#### [Given records]
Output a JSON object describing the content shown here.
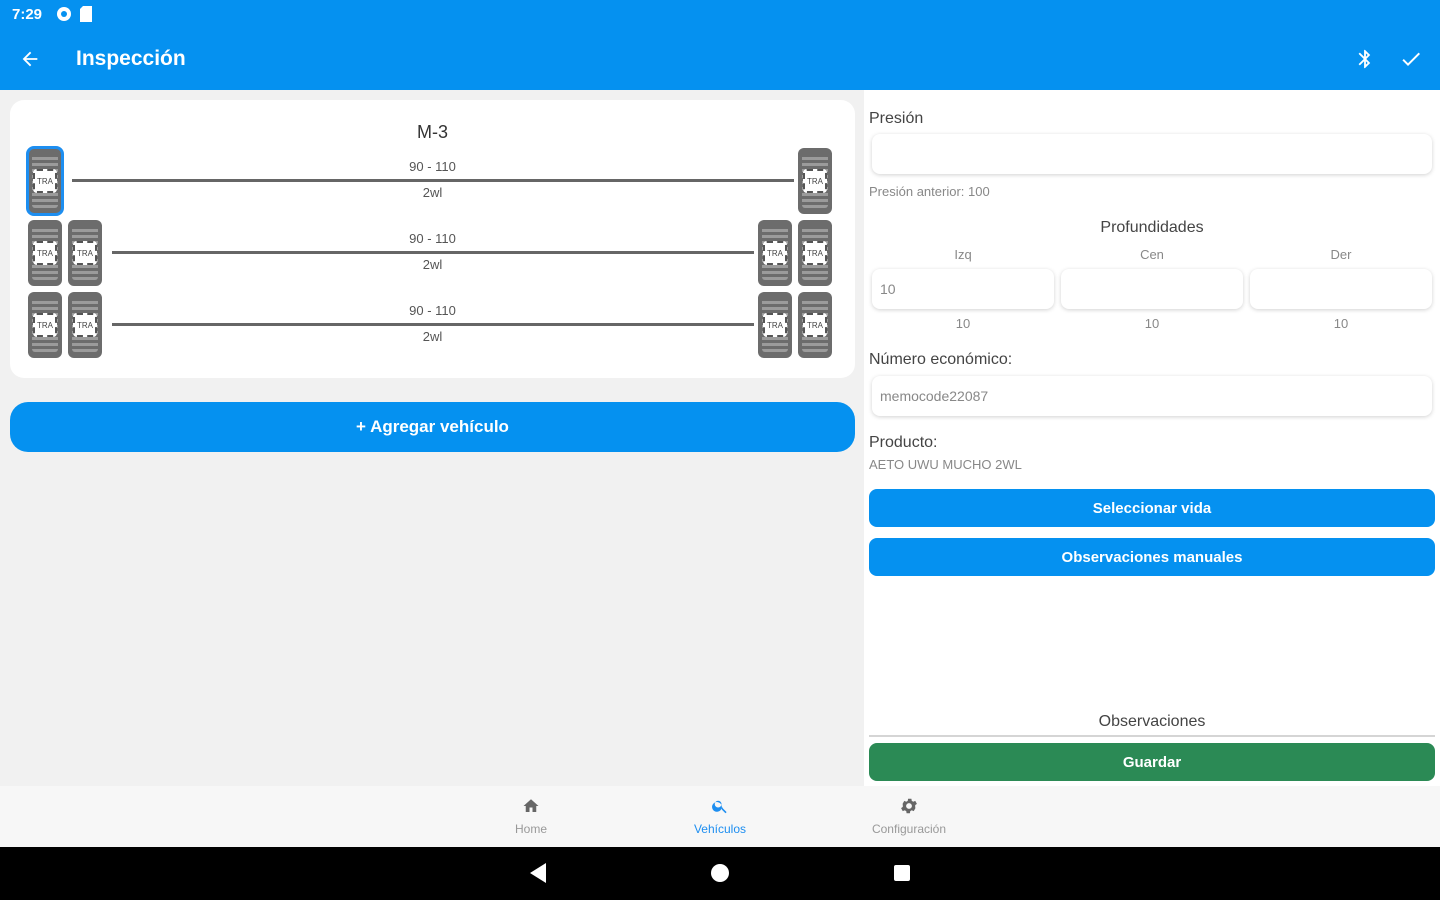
{
  "status": {
    "time": "7:29"
  },
  "appbar": {
    "title": "Inspección",
    "icons": [
      "back-arrow-icon",
      "bluetooth-icon",
      "check-icon"
    ]
  },
  "vehicle": {
    "name": "M-3",
    "axles": [
      {
        "range": "90 - 110",
        "config": "2wl"
      },
      {
        "range": "90 - 110",
        "config": "2wl"
      },
      {
        "range": "90 - 110",
        "config": "2wl"
      }
    ],
    "add_label": "+ Agregar vehículo"
  },
  "form": {
    "pressure_label": "Presión",
    "pressure_value": "",
    "previous_pressure": "Presión anterior: 100",
    "depths_title": "Profundidades",
    "depth_cols": [
      "Izq",
      "Cen",
      "Der"
    ],
    "depth_values": [
      "10",
      "",
      ""
    ],
    "depth_previous": [
      "10",
      "10",
      "10"
    ],
    "econ_label": "Número económico:",
    "econ_value": "memocode22087",
    "product_label": "Producto:",
    "product_value": "AETO UWU MUCHO 2WL",
    "select_life": "Seleccionar vida",
    "manual_obs": "Observaciones manuales",
    "observations_label": "Observaciones",
    "save": "Guardar"
  },
  "nav": {
    "items": [
      {
        "label": "Home",
        "icon": "home-icon"
      },
      {
        "label": "Vehículos",
        "icon": "search-icon",
        "active": true
      },
      {
        "label": "Configuración",
        "icon": "gear-icon"
      }
    ]
  },
  "colors": {
    "primary": "#0591f0",
    "save": "#2b8a55"
  }
}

#### [Work instructions]
Take the data above and repeat it exactly, leaving each picture out.

#### [Task answer]
Output a JSON object describing the content shown here.
{
  "status": {
    "time": "7:29"
  },
  "appbar": {
    "title": "Inspección",
    "icons": [
      "back-arrow-icon",
      "bluetooth-icon",
      "check-icon"
    ]
  },
  "vehicle": {
    "name": "M-3",
    "axles": [
      {
        "range": "90 - 110",
        "config": "2wl"
      },
      {
        "range": "90 - 110",
        "config": "2wl"
      },
      {
        "range": "90 - 110",
        "config": "2wl"
      }
    ],
    "add_label": "+ Agregar vehículo"
  },
  "form": {
    "pressure_label": "Presión",
    "pressure_value": "",
    "previous_pressure": "Presión anterior: 100",
    "depths_title": "Profundidades",
    "depth_cols": [
      "Izq",
      "Cen",
      "Der"
    ],
    "depth_values": [
      "10",
      "",
      ""
    ],
    "depth_previous": [
      "10",
      "10",
      "10"
    ],
    "econ_label": "Número económico:",
    "econ_value": "memocode22087",
    "product_label": "Producto:",
    "product_value": "AETO UWU MUCHO 2WL",
    "select_life": "Seleccionar vida",
    "manual_obs": "Observaciones manuales",
    "observations_label": "Observaciones",
    "save": "Guardar"
  },
  "nav": {
    "items": [
      {
        "label": "Home",
        "icon": "home-icon"
      },
      {
        "label": "Vehículos",
        "icon": "search-icon",
        "active": true
      },
      {
        "label": "Configuración",
        "icon": "gear-icon"
      }
    ]
  },
  "colors": {
    "primary": "#0591f0",
    "save": "#2b8a55"
  }
}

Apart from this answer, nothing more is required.